_REQUIRED TASK_.
How many lines in the records below contain the word "Case"? Give only the number.

_MATERIAL FOR THIS TASK_.
>> START
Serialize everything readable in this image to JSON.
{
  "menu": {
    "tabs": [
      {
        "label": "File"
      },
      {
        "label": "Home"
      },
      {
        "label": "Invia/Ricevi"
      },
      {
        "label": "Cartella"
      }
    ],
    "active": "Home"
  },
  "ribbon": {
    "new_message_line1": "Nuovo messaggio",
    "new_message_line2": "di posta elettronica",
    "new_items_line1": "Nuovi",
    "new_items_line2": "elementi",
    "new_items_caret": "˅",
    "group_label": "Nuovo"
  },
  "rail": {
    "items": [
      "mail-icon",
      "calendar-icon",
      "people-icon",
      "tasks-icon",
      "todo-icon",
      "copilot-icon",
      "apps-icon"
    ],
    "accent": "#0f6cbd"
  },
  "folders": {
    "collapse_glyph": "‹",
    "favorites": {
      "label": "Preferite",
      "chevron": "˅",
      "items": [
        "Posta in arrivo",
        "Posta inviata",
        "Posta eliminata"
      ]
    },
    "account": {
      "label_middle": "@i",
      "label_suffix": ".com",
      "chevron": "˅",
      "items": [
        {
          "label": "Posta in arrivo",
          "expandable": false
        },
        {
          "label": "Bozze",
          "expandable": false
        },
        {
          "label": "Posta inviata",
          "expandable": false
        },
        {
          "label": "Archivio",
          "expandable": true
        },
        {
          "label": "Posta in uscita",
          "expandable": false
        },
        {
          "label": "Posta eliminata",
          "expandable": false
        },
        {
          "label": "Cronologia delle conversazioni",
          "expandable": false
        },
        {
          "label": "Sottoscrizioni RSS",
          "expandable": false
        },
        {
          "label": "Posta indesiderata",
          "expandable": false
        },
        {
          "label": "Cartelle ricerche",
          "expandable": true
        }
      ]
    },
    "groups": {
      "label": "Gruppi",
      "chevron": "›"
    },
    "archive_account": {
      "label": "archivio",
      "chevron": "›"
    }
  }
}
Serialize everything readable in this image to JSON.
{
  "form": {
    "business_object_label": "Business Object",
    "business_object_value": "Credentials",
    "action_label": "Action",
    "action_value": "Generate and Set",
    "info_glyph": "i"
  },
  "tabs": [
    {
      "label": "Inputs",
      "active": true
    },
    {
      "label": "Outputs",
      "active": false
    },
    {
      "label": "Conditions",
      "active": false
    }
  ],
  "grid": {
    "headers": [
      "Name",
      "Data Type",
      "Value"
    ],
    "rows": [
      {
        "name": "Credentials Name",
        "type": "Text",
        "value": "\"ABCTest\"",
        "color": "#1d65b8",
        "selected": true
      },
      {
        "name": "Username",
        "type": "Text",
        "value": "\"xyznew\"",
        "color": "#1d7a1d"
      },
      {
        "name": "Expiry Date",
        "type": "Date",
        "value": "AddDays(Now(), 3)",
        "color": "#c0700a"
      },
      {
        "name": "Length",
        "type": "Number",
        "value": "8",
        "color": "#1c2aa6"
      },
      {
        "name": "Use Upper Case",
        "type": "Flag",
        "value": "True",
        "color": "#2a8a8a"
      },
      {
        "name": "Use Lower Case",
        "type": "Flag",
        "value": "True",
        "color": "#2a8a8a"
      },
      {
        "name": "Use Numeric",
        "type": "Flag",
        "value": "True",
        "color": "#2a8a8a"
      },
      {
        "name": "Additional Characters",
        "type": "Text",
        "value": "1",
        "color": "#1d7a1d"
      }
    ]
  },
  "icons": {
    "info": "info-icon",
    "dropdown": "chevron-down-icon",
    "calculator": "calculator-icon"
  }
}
>> END
>> START
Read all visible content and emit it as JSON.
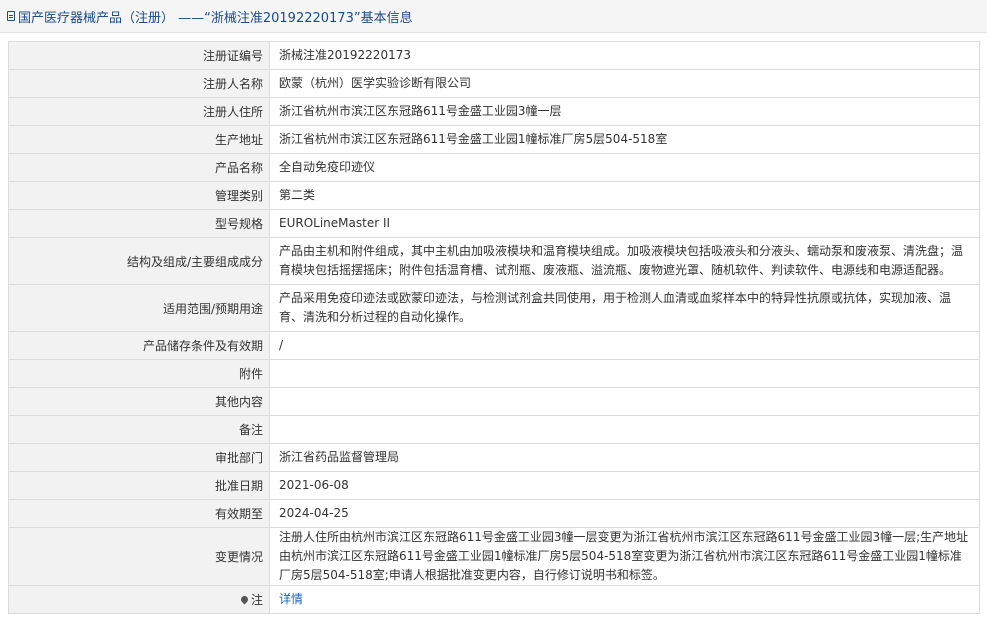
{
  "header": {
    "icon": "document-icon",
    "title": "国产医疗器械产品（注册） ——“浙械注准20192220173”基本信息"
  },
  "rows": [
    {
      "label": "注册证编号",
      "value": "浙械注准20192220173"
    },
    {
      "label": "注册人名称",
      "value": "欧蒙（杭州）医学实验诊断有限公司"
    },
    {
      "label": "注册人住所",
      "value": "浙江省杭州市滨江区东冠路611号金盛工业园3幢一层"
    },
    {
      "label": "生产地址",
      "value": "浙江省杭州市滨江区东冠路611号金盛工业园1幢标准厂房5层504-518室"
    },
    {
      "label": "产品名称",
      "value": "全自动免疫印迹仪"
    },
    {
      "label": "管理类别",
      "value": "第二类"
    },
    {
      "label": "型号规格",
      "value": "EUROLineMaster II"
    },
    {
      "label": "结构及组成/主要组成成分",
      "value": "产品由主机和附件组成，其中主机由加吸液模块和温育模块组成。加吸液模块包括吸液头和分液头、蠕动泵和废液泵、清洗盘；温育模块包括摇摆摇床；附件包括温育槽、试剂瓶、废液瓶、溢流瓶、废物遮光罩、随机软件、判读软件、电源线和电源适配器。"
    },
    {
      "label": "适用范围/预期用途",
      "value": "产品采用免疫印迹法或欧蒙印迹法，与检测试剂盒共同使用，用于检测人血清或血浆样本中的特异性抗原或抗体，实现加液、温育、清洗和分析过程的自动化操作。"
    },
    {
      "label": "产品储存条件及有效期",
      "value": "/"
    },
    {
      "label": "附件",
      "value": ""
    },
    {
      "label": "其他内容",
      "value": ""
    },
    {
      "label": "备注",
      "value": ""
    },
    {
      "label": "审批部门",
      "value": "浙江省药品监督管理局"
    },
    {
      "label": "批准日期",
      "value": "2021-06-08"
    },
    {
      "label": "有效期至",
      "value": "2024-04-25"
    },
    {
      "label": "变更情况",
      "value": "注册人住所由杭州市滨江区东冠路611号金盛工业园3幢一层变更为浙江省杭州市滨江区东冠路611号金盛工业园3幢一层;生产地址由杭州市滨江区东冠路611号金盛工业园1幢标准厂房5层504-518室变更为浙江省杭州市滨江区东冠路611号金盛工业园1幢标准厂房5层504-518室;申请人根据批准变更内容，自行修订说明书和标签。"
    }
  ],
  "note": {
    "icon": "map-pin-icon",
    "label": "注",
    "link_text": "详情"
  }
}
>> END
_ANSWER_.
2